:: Data shown ::
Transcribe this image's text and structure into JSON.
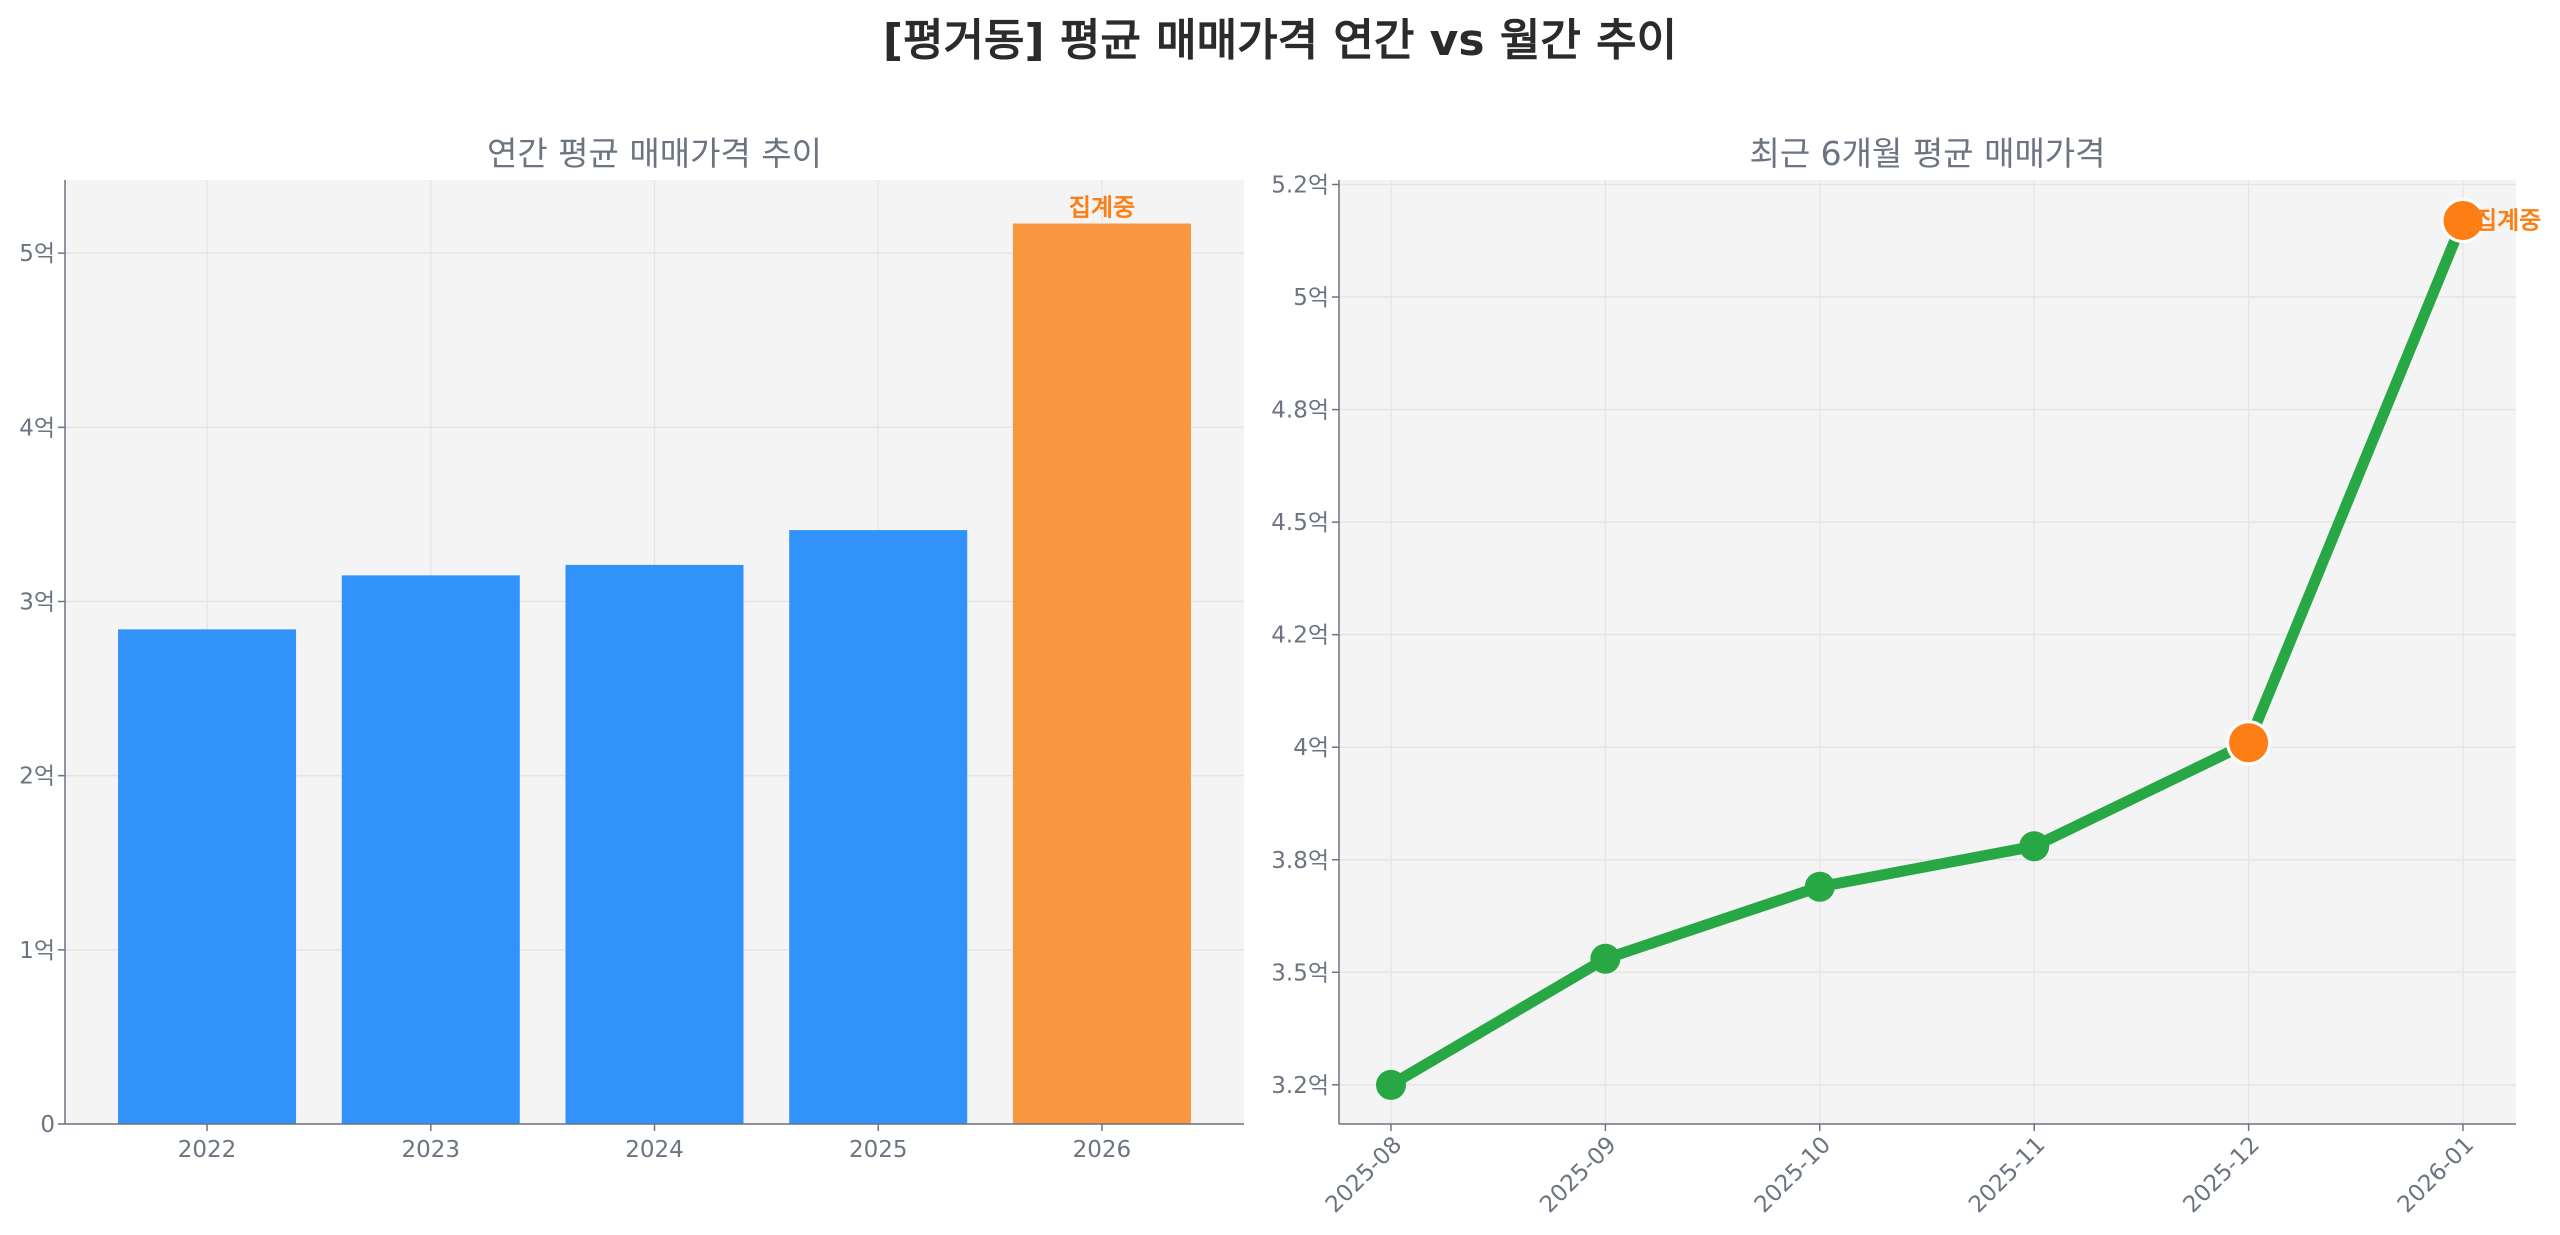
{
  "title": "[평거동] 평균 매매가격 연간 vs 월간 추이",
  "colors": {
    "bar": "#3192FB",
    "bar_current": "#F99740",
    "line": "#28A745",
    "marker_current": "#FD7E14",
    "plot_bg": "#F4F4F4",
    "grid": "#E4E4E4"
  },
  "chart_data": [
    {
      "type": "bar",
      "title": "연간 평균 매매가격 추이",
      "xlabel": "",
      "ylabel": "",
      "unit": "억",
      "categories": [
        "2022",
        "2023",
        "2024",
        "2025",
        "2026"
      ],
      "values": [
        2.84,
        3.15,
        3.21,
        3.41,
        5.17
      ],
      "highlight_index": 4,
      "annotation": {
        "index": 4,
        "text": "집계중"
      },
      "ylim": [
        0,
        5.42
      ],
      "yticks": [
        0,
        1,
        2,
        3,
        4,
        5
      ],
      "ytick_labels": [
        "0",
        "1억",
        "2억",
        "3억",
        "4억",
        "5억"
      ],
      "grid": true
    },
    {
      "type": "line",
      "title": "최근 6개월 평균 매매가격",
      "xlabel": "",
      "ylabel": "",
      "unit": "억",
      "x": [
        "2025-08",
        "2025-09",
        "2025-10",
        "2025-11",
        "2025-12",
        "2026-01"
      ],
      "values": [
        3.25,
        3.53,
        3.69,
        3.78,
        4.01,
        5.17
      ],
      "highlight_indices": [
        4,
        5
      ],
      "annotation": {
        "index": 5,
        "text": "집계중"
      },
      "ylim": [
        3.163,
        5.26
      ],
      "yticks": [
        3.25,
        3.5,
        3.75,
        4.0,
        4.25,
        4.5,
        4.75,
        5.0,
        5.25
      ],
      "ytick_labels": [
        "3.2억",
        "3.5억",
        "3.8억",
        "4억",
        "4.2억",
        "4.5억",
        "4.8억",
        "5억",
        "5.2억"
      ],
      "grid": true
    }
  ]
}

:: What is being asked ::
Reproduce each record above by retyping it exactly; omit all images.

:: Written answer ::
Transcribe this image's text and structure into JSON.
{
  "title": "[평거동] 평균 매매가격 연간 vs 월간 추이",
  "colors": {
    "bar": "#3192FB",
    "bar_current": "#F99740",
    "line": "#28A745",
    "marker_current": "#FD7E14",
    "plot_bg": "#F4F4F4",
    "grid": "#E4E4E4"
  },
  "chart_data": [
    {
      "type": "bar",
      "title": "연간 평균 매매가격 추이",
      "xlabel": "",
      "ylabel": "",
      "unit": "억",
      "categories": [
        "2022",
        "2023",
        "2024",
        "2025",
        "2026"
      ],
      "values": [
        2.84,
        3.15,
        3.21,
        3.41,
        5.17
      ],
      "highlight_index": 4,
      "annotation": {
        "index": 4,
        "text": "집계중"
      },
      "ylim": [
        0,
        5.42
      ],
      "yticks": [
        0,
        1,
        2,
        3,
        4,
        5
      ],
      "ytick_labels": [
        "0",
        "1억",
        "2억",
        "3억",
        "4억",
        "5억"
      ],
      "grid": true
    },
    {
      "type": "line",
      "title": "최근 6개월 평균 매매가격",
      "xlabel": "",
      "ylabel": "",
      "unit": "억",
      "x": [
        "2025-08",
        "2025-09",
        "2025-10",
        "2025-11",
        "2025-12",
        "2026-01"
      ],
      "values": [
        3.25,
        3.53,
        3.69,
        3.78,
        4.01,
        5.17
      ],
      "highlight_indices": [
        4,
        5
      ],
      "annotation": {
        "index": 5,
        "text": "집계중"
      },
      "ylim": [
        3.163,
        5.26
      ],
      "yticks": [
        3.25,
        3.5,
        3.75,
        4.0,
        4.25,
        4.5,
        4.75,
        5.0,
        5.25
      ],
      "ytick_labels": [
        "3.2억",
        "3.5억",
        "3.8억",
        "4억",
        "4.2억",
        "4.5억",
        "4.8억",
        "5억",
        "5.2억"
      ],
      "grid": true
    }
  ]
}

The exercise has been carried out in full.